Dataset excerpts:
⁂

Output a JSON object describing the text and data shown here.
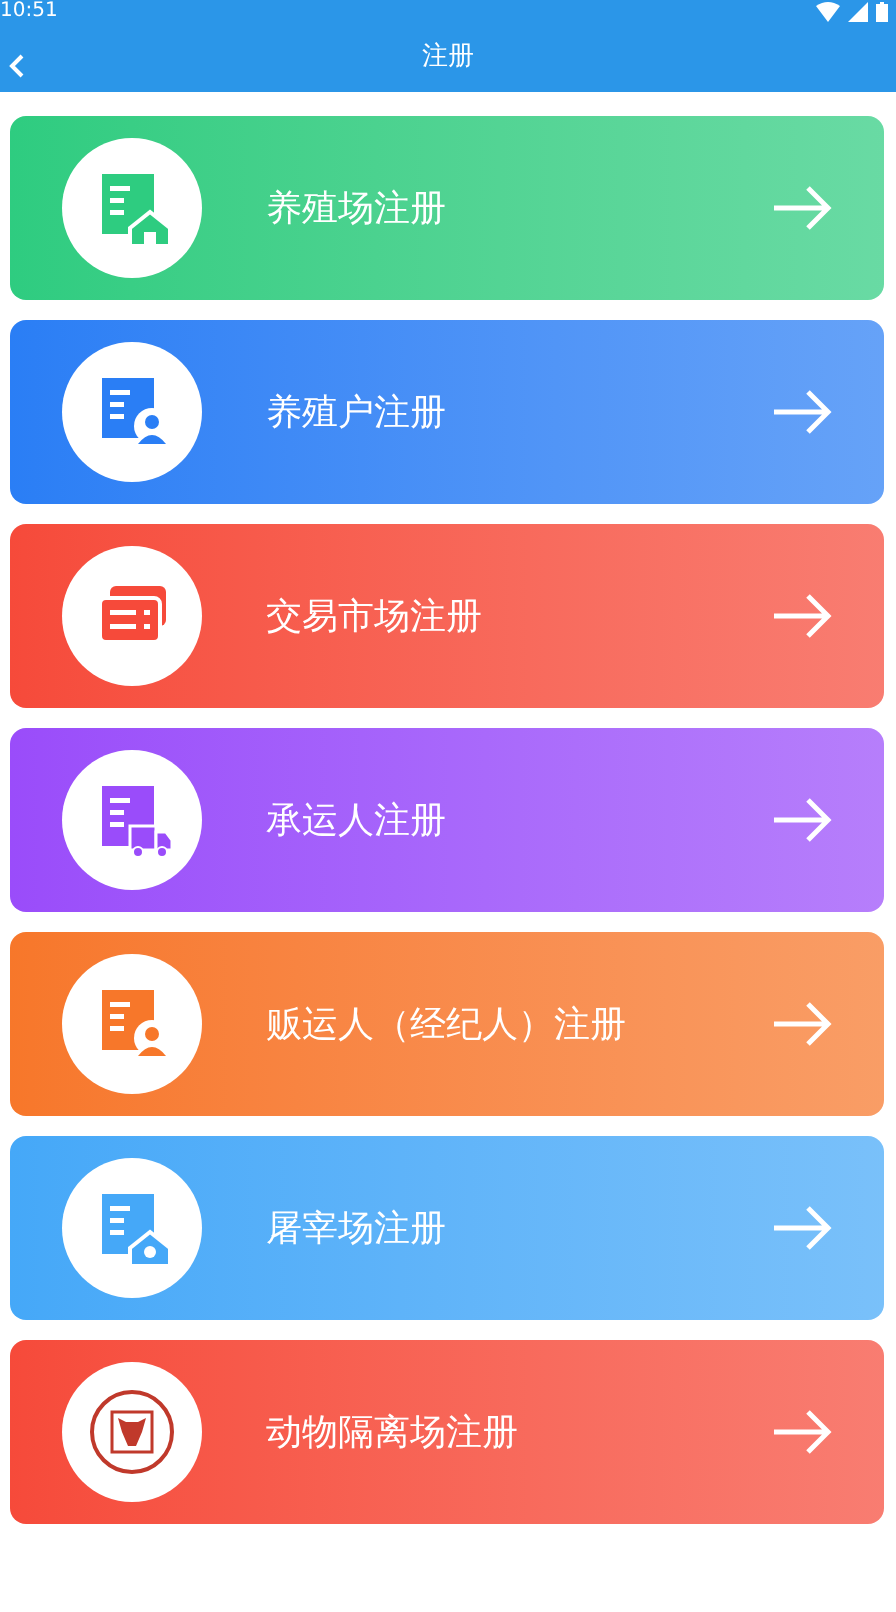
{
  "status_bar": {
    "time": "10:51"
  },
  "header": {
    "title": "注册"
  },
  "items": [
    {
      "label": "养殖场注册",
      "kind": "farm",
      "color": "#2ecc80"
    },
    {
      "label": "养殖户注册",
      "kind": "farmer",
      "color": "#2a7ef5"
    },
    {
      "label": "交易市场注册",
      "kind": "market",
      "color": "#f64a3a"
    },
    {
      "label": "承运人注册",
      "kind": "carrier",
      "color": "#9a4cfa"
    },
    {
      "label": "贩运人（经纪人）注册",
      "kind": "broker",
      "color": "#f7772a"
    },
    {
      "label": "屠宰场注册",
      "kind": "slaughter",
      "color": "#45a8f8"
    },
    {
      "label": "动物隔离场注册",
      "kind": "isolation",
      "color": "#f64a3a"
    }
  ]
}
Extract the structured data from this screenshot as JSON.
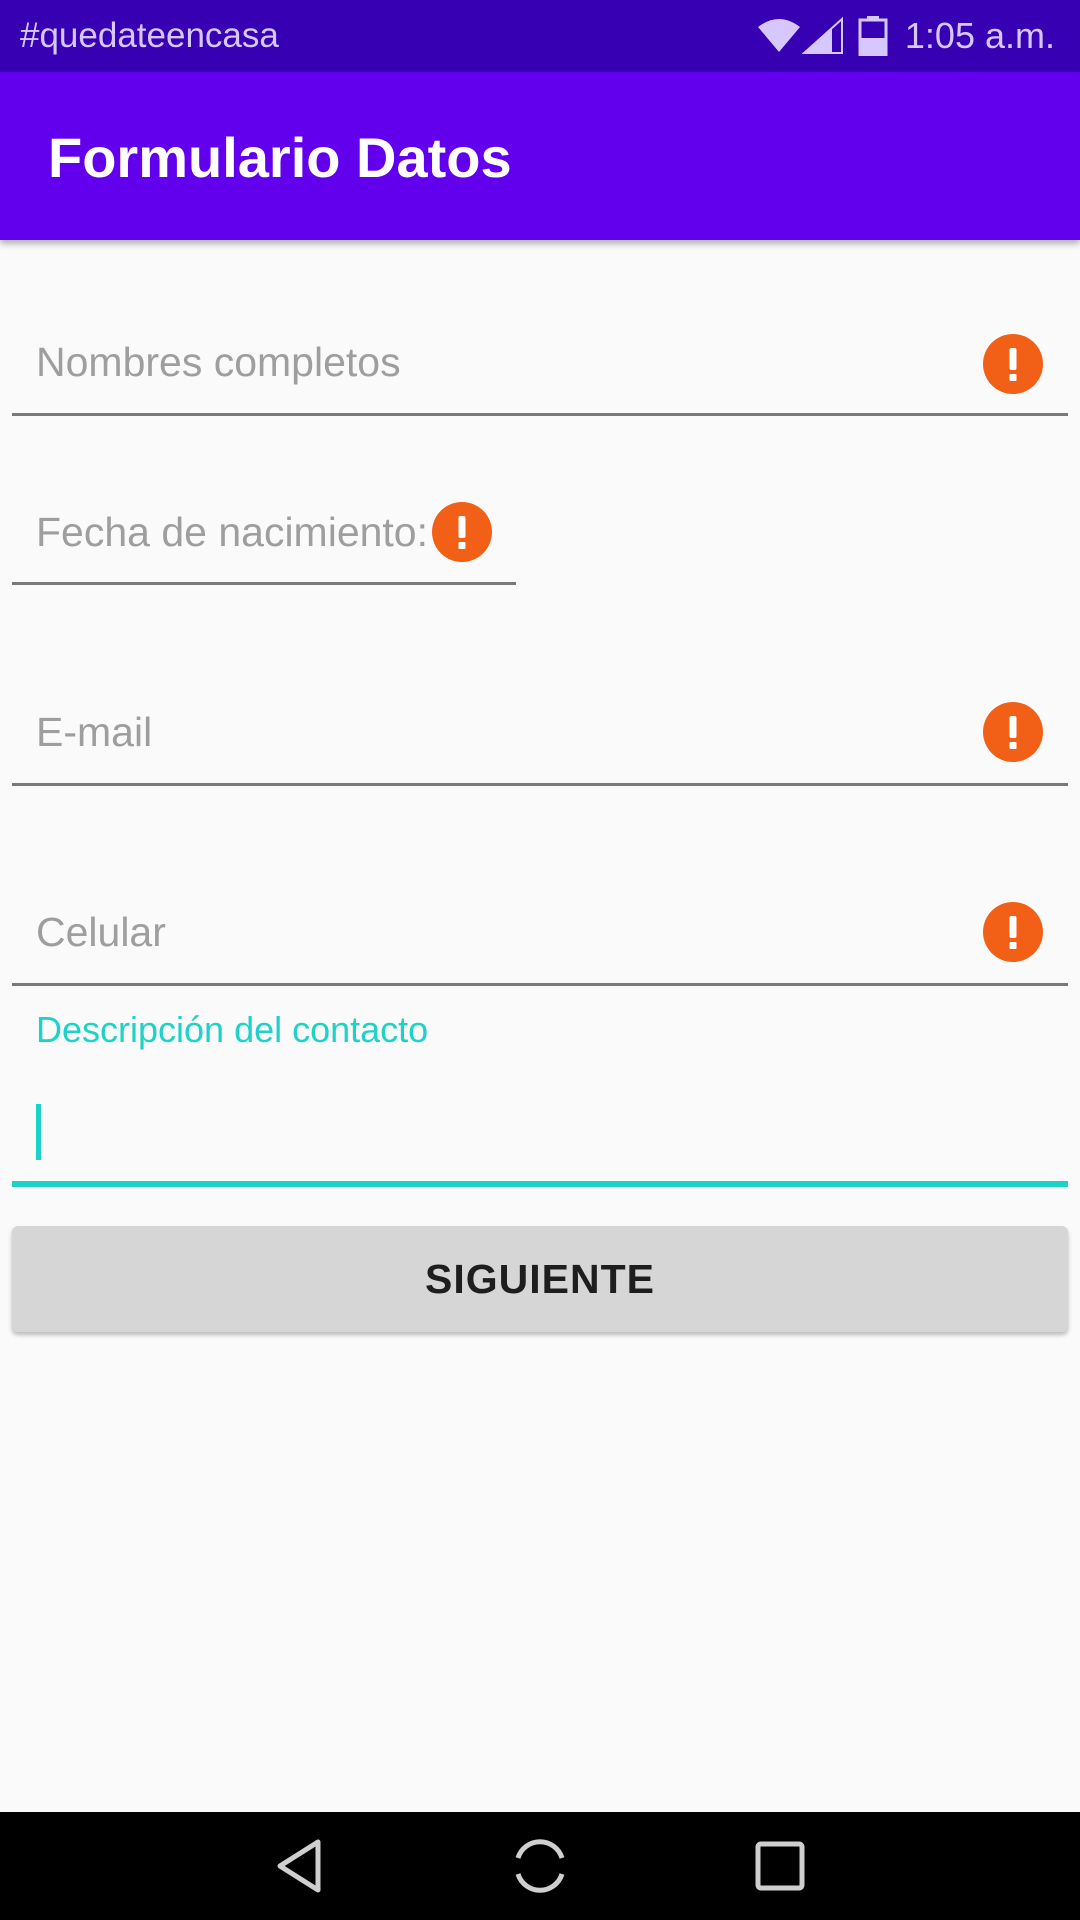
{
  "status_bar": {
    "carrier_text": "#quedateencasa",
    "time": "1:05 a.m.",
    "icons": [
      "wifi-icon",
      "cell-signal-icon",
      "battery-icon"
    ]
  },
  "app_bar": {
    "title": "Formulario Datos"
  },
  "form": {
    "full_name": {
      "placeholder": "Nombres completos",
      "value": "",
      "error_icon": "error-alert-icon"
    },
    "birth_date": {
      "placeholder": "Fecha de nacimiento:",
      "value": "",
      "error_icon": "error-alert-icon"
    },
    "email": {
      "placeholder": "E-mail",
      "value": "",
      "error_icon": "error-alert-icon"
    },
    "phone": {
      "placeholder": "Celular",
      "value": "",
      "error_icon": "error-alert-icon"
    },
    "description": {
      "label": "Descripción del contacto",
      "value": ""
    }
  },
  "next_button": {
    "label": "SIGUIENTE"
  },
  "nav_bar": {
    "icons": [
      "back-icon",
      "home-icon",
      "recents-icon"
    ]
  },
  "colors": {
    "status_bar": "#3700b3",
    "app_bar": "#6200ee",
    "accent": "#1dd3c8",
    "error": "#f26018",
    "background": "#fafafa"
  }
}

⁂

__AIM__
Reproduce exactly and only the lines from the line that contains "Extract the structured" to the end of the data above, both ends included. No pictures go in the copy.

__RESPONSE__
Extract the structured data from this screenshot as JSON.
{
  "status_bar": {
    "carrier_text": "#quedateencasa",
    "time": "1:05 a.m.",
    "icons": [
      "wifi-icon",
      "cell-signal-icon",
      "battery-icon"
    ]
  },
  "app_bar": {
    "title": "Formulario Datos"
  },
  "form": {
    "full_name": {
      "placeholder": "Nombres completos",
      "value": "",
      "error_icon": "error-alert-icon"
    },
    "birth_date": {
      "placeholder": "Fecha de nacimiento:",
      "value": "",
      "error_icon": "error-alert-icon"
    },
    "email": {
      "placeholder": "E-mail",
      "value": "",
      "error_icon": "error-alert-icon"
    },
    "phone": {
      "placeholder": "Celular",
      "value": "",
      "error_icon": "error-alert-icon"
    },
    "description": {
      "label": "Descripción del contacto",
      "value": ""
    }
  },
  "next_button": {
    "label": "SIGUIENTE"
  },
  "nav_bar": {
    "icons": [
      "back-icon",
      "home-icon",
      "recents-icon"
    ]
  },
  "colors": {
    "status_bar": "#3700b3",
    "app_bar": "#6200ee",
    "accent": "#1dd3c8",
    "error": "#f26018",
    "background": "#fafafa"
  }
}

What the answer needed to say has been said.